-- WHAT TO DO --
What follows is a set of entries. Repeat them exactly, but not their pictures.

Part of a data file:
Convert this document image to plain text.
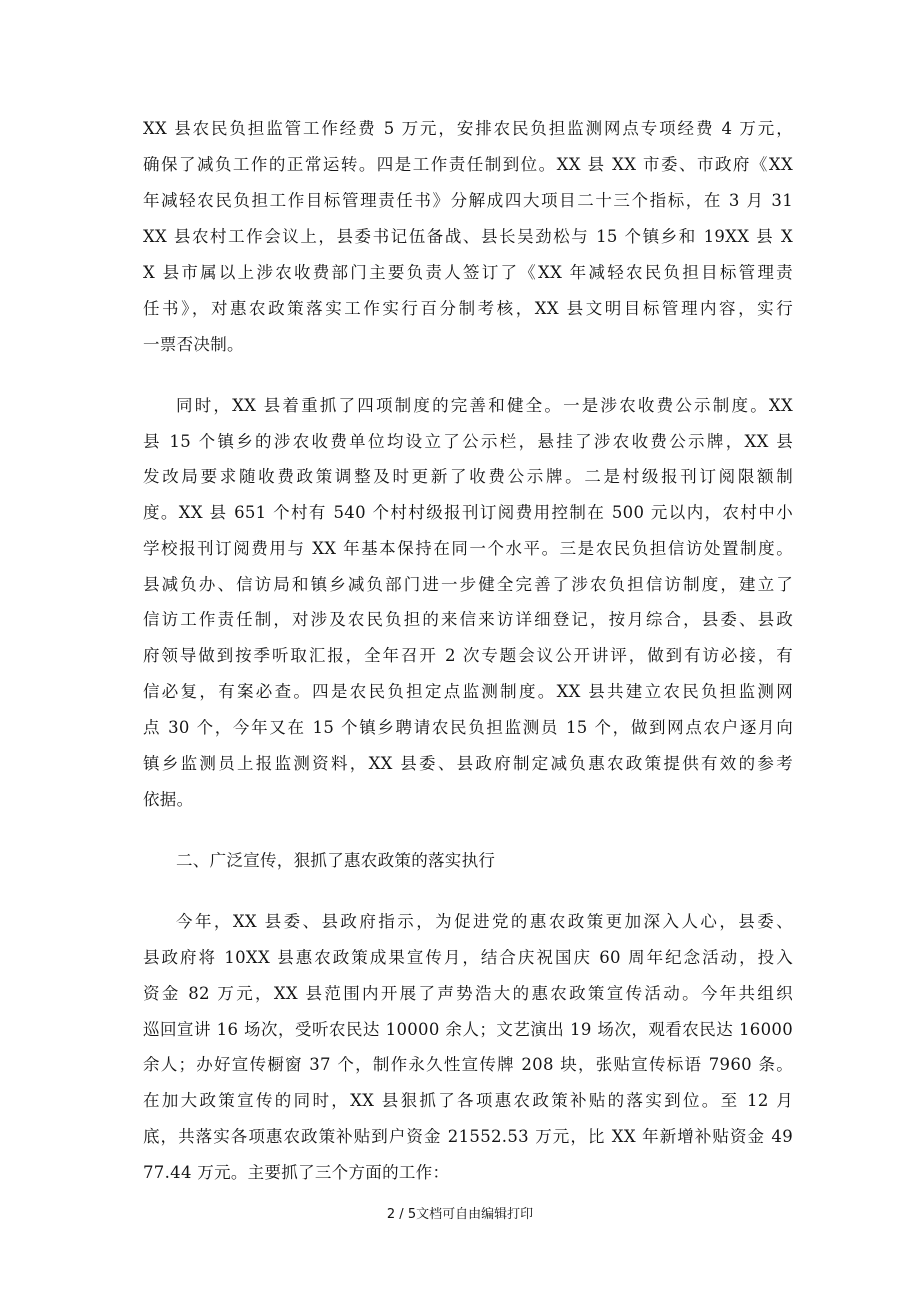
XX 县农民负担监管工作经费 5 万元，安排农民负担监测网点专项经费 4 万元，
确保了减负工作的正常运转。四是工作责任制到位。XX 县 XX 市委、市政府《XX
年减轻农民负担工作目标管理责任书》分解成四大项目二十三个指标，在 3 月 31
XX 县农村工作会议上，县委书记伍备战、县长吴劲松与 15 个镇乡和 19XX 县 X
X 县市属以上涉农收费部门主要负责人签订了《XX 年减轻农民负担目标管理责
任书》，对惠农政策落实工作实行百分制考核，XX 县文明目标管理内容，实行
一票否决制。
同时，XX 县着重抓了四项制度的完善和健全。一是涉农收费公示制度。XX
县 15 个镇乡的涉农收费单位均设立了公示栏，悬挂了涉农收费公示牌，XX 县
发改局要求随收费政策调整及时更新了收费公示牌。二是村级报刊订阅限额制
度。XX 县 651 个村有 540 个村村级报刊订阅费用控制在 500 元以内，农村中小
学校报刊订阅费用与 XX 年基本保持在同一个水平。三是农民负担信访处置制度。
县减负办、信访局和镇乡减负部门进一步健全完善了涉农负担信访制度，建立了
信访工作责任制，对涉及农民负担的来信来访详细登记，按月综合，县委、县政
府领导做到按季听取汇报，全年召开 2 次专题会议公开讲评，做到有访必接，有
信必复，有案必查。四是农民负担定点监测制度。XX 县共建立农民负担监测网
点 30 个，今年又在 15 个镇乡聘请农民负担监测员 15 个，做到网点农户逐月向
镇乡监测员上报监测资料，XX 县委、县政府制定减负惠农政策提供有效的参考
依据。
二、广泛宣传，狠抓了惠农政策的落实执行
今年，XX 县委、县政府指示，为促进党的惠农政策更加深入人心，县委、
县政府将 10XX 县惠农政策成果宣传月，结合庆祝国庆 60 周年纪念活动，投入
资金 82 万元，XX 县范围内开展了声势浩大的惠农政策宣传活动。今年共组织
巡回宣讲 16 场次，受听农民达 10000 余人；文艺演出 19 场次，观看农民达 16000
余人；办好宣传橱窗 37 个，制作永久性宣传牌 208 块，张贴宣传标语 7960 条。
在加大政策宣传的同时，XX 县狠抓了各项惠农政策补贴的落实到位。至 12 月
底，共落实各项惠农政策补贴到户资金 21552.53 万元，比 XX 年新增补贴资金 49
77.44 万元。主要抓了三个方面的工作：
2 / 5文档可自由编辑打印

-- WRITTEN SOLUTION --
Convert this document image to plain text.
XX 县农民负担监管工作经费 5 万元，安排农民负担监测网点专项经费 4 万元，
确保了减负工作的正常运转。四是工作责任制到位。XX 县 XX 市委、市政府《XX
年减轻农民负担工作目标管理责任书》分解成四大项目二十三个指标，在 3 月 31
XX 县农村工作会议上，县委书记伍备战、县长吴劲松与 15 个镇乡和 19XX 县 X
X 县市属以上涉农收费部门主要负责人签订了《XX 年减轻农民负担目标管理责
任书》，对惠农政策落实工作实行百分制考核，XX 县文明目标管理内容，实行
一票否决制。
同时，XX 县着重抓了四项制度的完善和健全。一是涉农收费公示制度。XX
县 15 个镇乡的涉农收费单位均设立了公示栏，悬挂了涉农收费公示牌，XX 县
发改局要求随收费政策调整及时更新了收费公示牌。二是村级报刊订阅限额制
度。XX 县 651 个村有 540 个村村级报刊订阅费用控制在 500 元以内，农村中小
学校报刊订阅费用与 XX 年基本保持在同一个水平。三是农民负担信访处置制度。
县减负办、信访局和镇乡减负部门进一步健全完善了涉农负担信访制度，建立了
信访工作责任制，对涉及农民负担的来信来访详细登记，按月综合，县委、县政
府领导做到按季听取汇报，全年召开 2 次专题会议公开讲评，做到有访必接，有
信必复，有案必查。四是农民负担定点监测制度。XX 县共建立农民负担监测网
点 30 个，今年又在 15 个镇乡聘请农民负担监测员 15 个，做到网点农户逐月向
镇乡监测员上报监测资料，XX 县委、县政府制定减负惠农政策提供有效的参考
依据。
二、广泛宣传，狠抓了惠农政策的落实执行
今年，XX 县委、县政府指示，为促进党的惠农政策更加深入人心，县委、
县政府将 10XX 县惠农政策成果宣传月，结合庆祝国庆 60 周年纪念活动，投入
资金 82 万元，XX 县范围内开展了声势浩大的惠农政策宣传活动。今年共组织
巡回宣讲 16 场次，受听农民达 10000 余人；文艺演出 19 场次，观看农民达 16000
余人；办好宣传橱窗 37 个，制作永久性宣传牌 208 块，张贴宣传标语 7960 条。
在加大政策宣传的同时，XX 县狠抓了各项惠农政策补贴的落实到位。至 12 月
底，共落实各项惠农政策补贴到户资金 21552.53 万元，比 XX 年新增补贴资金 49
77.44 万元。主要抓了三个方面的工作：
2 / 5文档可自由编辑打印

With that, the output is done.